Goal: Below is a block of records; return all of them exactly, but without the images.

[Begin Records shown]

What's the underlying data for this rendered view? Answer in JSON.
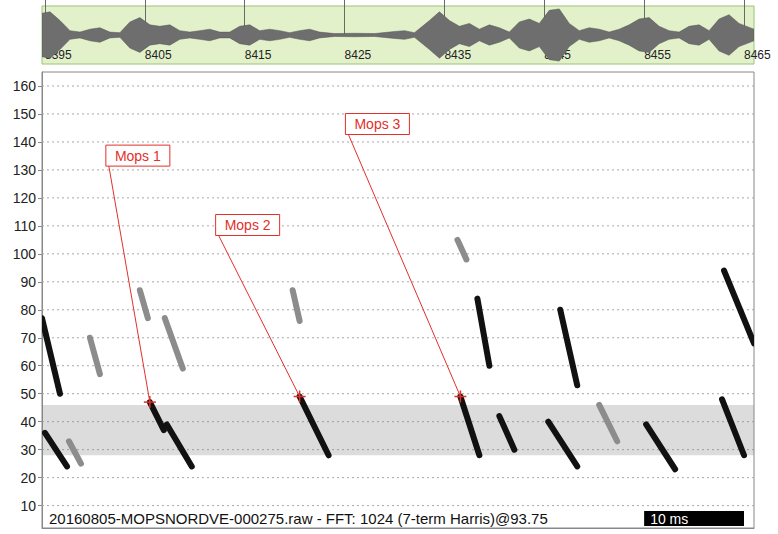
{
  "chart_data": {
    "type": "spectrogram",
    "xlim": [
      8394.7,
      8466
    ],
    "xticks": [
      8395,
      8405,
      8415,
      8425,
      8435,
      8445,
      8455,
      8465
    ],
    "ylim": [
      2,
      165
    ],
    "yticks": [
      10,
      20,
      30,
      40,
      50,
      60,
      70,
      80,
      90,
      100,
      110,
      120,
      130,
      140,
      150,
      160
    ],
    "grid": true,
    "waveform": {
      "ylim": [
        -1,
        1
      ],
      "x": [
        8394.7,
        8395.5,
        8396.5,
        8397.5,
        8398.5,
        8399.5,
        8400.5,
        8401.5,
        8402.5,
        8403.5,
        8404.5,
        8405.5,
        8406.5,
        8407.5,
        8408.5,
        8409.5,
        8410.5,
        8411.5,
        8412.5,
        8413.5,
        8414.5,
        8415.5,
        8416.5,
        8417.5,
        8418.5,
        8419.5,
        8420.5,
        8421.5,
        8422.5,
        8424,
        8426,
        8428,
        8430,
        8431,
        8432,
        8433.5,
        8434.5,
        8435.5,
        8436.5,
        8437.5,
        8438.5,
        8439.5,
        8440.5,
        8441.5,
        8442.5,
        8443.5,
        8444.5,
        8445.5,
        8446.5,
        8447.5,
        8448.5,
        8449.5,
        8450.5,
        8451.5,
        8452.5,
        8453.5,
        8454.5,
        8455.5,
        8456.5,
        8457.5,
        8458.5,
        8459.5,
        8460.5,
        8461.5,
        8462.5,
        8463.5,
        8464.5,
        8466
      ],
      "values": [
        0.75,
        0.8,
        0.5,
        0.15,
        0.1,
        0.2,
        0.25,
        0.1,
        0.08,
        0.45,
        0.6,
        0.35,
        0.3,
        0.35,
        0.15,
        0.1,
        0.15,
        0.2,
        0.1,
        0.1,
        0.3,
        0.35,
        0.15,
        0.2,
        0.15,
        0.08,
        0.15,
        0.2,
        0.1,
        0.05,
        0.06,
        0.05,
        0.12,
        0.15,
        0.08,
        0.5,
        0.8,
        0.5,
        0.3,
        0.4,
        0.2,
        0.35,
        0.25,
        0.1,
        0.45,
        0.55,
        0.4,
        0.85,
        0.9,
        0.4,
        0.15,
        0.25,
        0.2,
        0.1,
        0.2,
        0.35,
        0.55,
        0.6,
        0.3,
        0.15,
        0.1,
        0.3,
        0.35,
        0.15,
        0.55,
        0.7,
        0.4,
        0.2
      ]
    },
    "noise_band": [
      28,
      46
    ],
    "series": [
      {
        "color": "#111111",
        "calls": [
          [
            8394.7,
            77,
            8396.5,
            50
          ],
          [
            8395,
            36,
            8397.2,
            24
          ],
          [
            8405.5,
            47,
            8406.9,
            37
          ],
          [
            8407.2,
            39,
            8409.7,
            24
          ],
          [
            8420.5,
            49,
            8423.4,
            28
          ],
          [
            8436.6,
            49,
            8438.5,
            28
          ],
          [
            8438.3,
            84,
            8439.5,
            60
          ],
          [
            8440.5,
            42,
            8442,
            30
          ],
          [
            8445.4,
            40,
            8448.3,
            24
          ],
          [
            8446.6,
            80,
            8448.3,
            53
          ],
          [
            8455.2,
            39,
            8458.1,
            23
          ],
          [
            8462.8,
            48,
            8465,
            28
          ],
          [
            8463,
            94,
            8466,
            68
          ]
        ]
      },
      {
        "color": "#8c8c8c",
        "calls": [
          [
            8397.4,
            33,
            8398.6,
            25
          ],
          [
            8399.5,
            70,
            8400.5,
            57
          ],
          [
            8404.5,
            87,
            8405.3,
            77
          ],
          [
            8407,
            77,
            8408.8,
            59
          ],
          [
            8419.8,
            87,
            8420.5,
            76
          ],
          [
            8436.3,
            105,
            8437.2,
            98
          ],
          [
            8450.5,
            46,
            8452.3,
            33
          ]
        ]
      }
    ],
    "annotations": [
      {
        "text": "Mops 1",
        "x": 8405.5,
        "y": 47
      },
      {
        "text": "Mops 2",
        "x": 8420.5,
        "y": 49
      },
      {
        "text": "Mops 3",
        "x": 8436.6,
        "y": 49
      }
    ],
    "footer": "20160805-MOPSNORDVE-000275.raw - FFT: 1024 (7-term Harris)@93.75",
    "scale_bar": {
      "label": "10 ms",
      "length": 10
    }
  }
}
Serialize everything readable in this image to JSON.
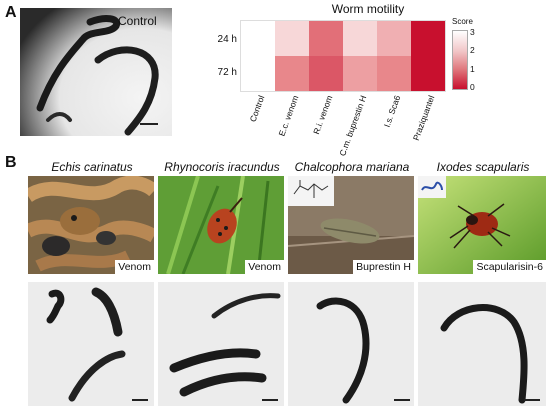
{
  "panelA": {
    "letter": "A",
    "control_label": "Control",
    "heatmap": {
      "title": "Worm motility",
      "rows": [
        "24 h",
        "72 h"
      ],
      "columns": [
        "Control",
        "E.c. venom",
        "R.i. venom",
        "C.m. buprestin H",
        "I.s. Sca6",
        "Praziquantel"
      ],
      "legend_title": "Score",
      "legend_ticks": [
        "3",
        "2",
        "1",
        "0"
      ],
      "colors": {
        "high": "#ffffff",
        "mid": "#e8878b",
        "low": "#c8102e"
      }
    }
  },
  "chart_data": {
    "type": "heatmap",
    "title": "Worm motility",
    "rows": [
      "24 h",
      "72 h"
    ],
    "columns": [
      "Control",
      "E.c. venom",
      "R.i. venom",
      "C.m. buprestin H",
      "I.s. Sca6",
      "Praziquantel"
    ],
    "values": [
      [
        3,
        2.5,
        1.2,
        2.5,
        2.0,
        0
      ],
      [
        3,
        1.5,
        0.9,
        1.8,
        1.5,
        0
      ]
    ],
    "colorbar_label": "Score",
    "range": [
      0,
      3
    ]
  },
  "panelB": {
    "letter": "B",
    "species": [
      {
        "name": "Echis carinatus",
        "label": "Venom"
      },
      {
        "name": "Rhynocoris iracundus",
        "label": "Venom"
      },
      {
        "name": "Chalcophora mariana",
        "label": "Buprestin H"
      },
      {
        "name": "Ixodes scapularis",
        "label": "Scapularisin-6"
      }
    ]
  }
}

[End Records shown]

Answer to the exercise:
What's the underlying data for this rendered view? Answer in JSON.
{
  "chart_data": {
    "type": "spectrogram",
    "xlim": [
      8394.7,
      8466
    ],
    "xticks": [
      8395,
      8405,
      8415,
      8425,
      8435,
      8445,
      8455,
      8465
    ],
    "ylim": [
      2,
      165
    ],
    "yticks": [
      10,
      20,
      30,
      40,
      50,
      60,
      70,
      80,
      90,
      100,
      110,
      120,
      130,
      140,
      150,
      160
    ],
    "grid": true,
    "waveform": {
      "ylim": [
        -1,
        1
      ],
      "x": [
        8394.7,
        8395.5,
        8396.5,
        8397.5,
        8398.5,
        8399.5,
        8400.5,
        8401.5,
        8402.5,
        8403.5,
        8404.5,
        8405.5,
        8406.5,
        8407.5,
        8408.5,
        8409.5,
        8410.5,
        8411.5,
        8412.5,
        8413.5,
        8414.5,
        8415.5,
        8416.5,
        8417.5,
        8418.5,
        8419.5,
        8420.5,
        8421.5,
        8422.5,
        8424,
        8426,
        8428,
        8430,
        8431,
        8432,
        8433.5,
        8434.5,
        8435.5,
        8436.5,
        8437.5,
        8438.5,
        8439.5,
        8440.5,
        8441.5,
        8442.5,
        8443.5,
        8444.5,
        8445.5,
        8446.5,
        8447.5,
        8448.5,
        8449.5,
        8450.5,
        8451.5,
        8452.5,
        8453.5,
        8454.5,
        8455.5,
        8456.5,
        8457.5,
        8458.5,
        8459.5,
        8460.5,
        8461.5,
        8462.5,
        8463.5,
        8464.5,
        8466
      ],
      "values": [
        0.75,
        0.8,
        0.5,
        0.15,
        0.1,
        0.2,
        0.25,
        0.1,
        0.08,
        0.45,
        0.6,
        0.35,
        0.3,
        0.35,
        0.15,
        0.1,
        0.15,
        0.2,
        0.1,
        0.1,
        0.3,
        0.35,
        0.15,
        0.2,
        0.15,
        0.08,
        0.15,
        0.2,
        0.1,
        0.05,
        0.06,
        0.05,
        0.12,
        0.15,
        0.08,
        0.5,
        0.8,
        0.5,
        0.3,
        0.4,
        0.2,
        0.35,
        0.25,
        0.1,
        0.45,
        0.55,
        0.4,
        0.85,
        0.9,
        0.4,
        0.15,
        0.25,
        0.2,
        0.1,
        0.2,
        0.35,
        0.55,
        0.6,
        0.3,
        0.15,
        0.1,
        0.3,
        0.35,
        0.15,
        0.55,
        0.7,
        0.4,
        0.2
      ]
    },
    "noise_band": [
      28,
      46
    ],
    "series": [
      {
        "color": "#111111",
        "calls": [
          [
            8394.7,
            77,
            8396.5,
            50
          ],
          [
            8395,
            36,
            8397.2,
            24
          ],
          [
            8405.5,
            47,
            8406.9,
            37
          ],
          [
            8407.2,
            39,
            8409.7,
            24
          ],
          [
            8420.5,
            49,
            8423.4,
            28
          ],
          [
            8436.6,
            49,
            8438.5,
            28
          ],
          [
            8438.3,
            84,
            8439.5,
            60
          ],
          [
            8440.5,
            42,
            8442,
            30
          ],
          [
            8445.4,
            40,
            8448.3,
            24
          ],
          [
            8446.6,
            80,
            8448.3,
            53
          ],
          [
            8455.2,
            39,
            8458.1,
            23
          ],
          [
            8462.8,
            48,
            8465,
            28
          ],
          [
            8463,
            94,
            8466,
            68
          ]
        ]
      },
      {
        "color": "#8c8c8c",
        "calls": [
          [
            8397.4,
            33,
            8398.6,
            25
          ],
          [
            8399.5,
            70,
            8400.5,
            57
          ],
          [
            8404.5,
            87,
            8405.3,
            77
          ],
          [
            8407,
            77,
            8408.8,
            59
          ],
          [
            8419.8,
            87,
            8420.5,
            76
          ],
          [
            8436.3,
            105,
            8437.2,
            98
          ],
          [
            8450.5,
            46,
            8452.3,
            33
          ]
        ]
      }
    ],
    "annotations": [
      {
        "text": "Mops 1",
        "x": 8405.5,
        "y": 47
      },
      {
        "text": "Mops 2",
        "x": 8420.5,
        "y": 49
      },
      {
        "text": "Mops 3",
        "x": 8436.6,
        "y": 49
      }
    ],
    "footer": "20160805-MOPSNORDVE-000275.raw - FFT: 1024 (7-term Harris)@93.75",
    "scale_bar": {
      "label": "10 ms",
      "length": 10
    }
  }
}
Serialize everything readable in this image to JSON.
{
  "panelA": {
    "letter": "A",
    "control_label": "Control",
    "heatmap": {
      "title": "Worm motility",
      "rows": [
        "24 h",
        "72 h"
      ],
      "columns": [
        "Control",
        "E.c. venom",
        "R.i. venom",
        "C.m. buprestin H",
        "I.s. Sca6",
        "Praziquantel"
      ],
      "legend_title": "Score",
      "legend_ticks": [
        "3",
        "2",
        "1",
        "0"
      ],
      "colors": {
        "high": "#ffffff",
        "mid": "#e8878b",
        "low": "#c8102e"
      }
    }
  },
  "chart_data": {
    "type": "heatmap",
    "title": "Worm motility",
    "rows": [
      "24 h",
      "72 h"
    ],
    "columns": [
      "Control",
      "E.c. venom",
      "R.i. venom",
      "C.m. buprestin H",
      "I.s. Sca6",
      "Praziquantel"
    ],
    "values": [
      [
        3,
        2.5,
        1.2,
        2.5,
        2.0,
        0
      ],
      [
        3,
        1.5,
        0.9,
        1.8,
        1.5,
        0
      ]
    ],
    "colorbar_label": "Score",
    "range": [
      0,
      3
    ]
  },
  "panelB": {
    "letter": "B",
    "species": [
      {
        "name": "Echis carinatus",
        "label": "Venom"
      },
      {
        "name": "Rhynocoris iracundus",
        "label": "Venom"
      },
      {
        "name": "Chalcophora mariana",
        "label": "Buprestin H"
      },
      {
        "name": "Ixodes scapularis",
        "label": "Scapularisin-6"
      }
    ]
  }
}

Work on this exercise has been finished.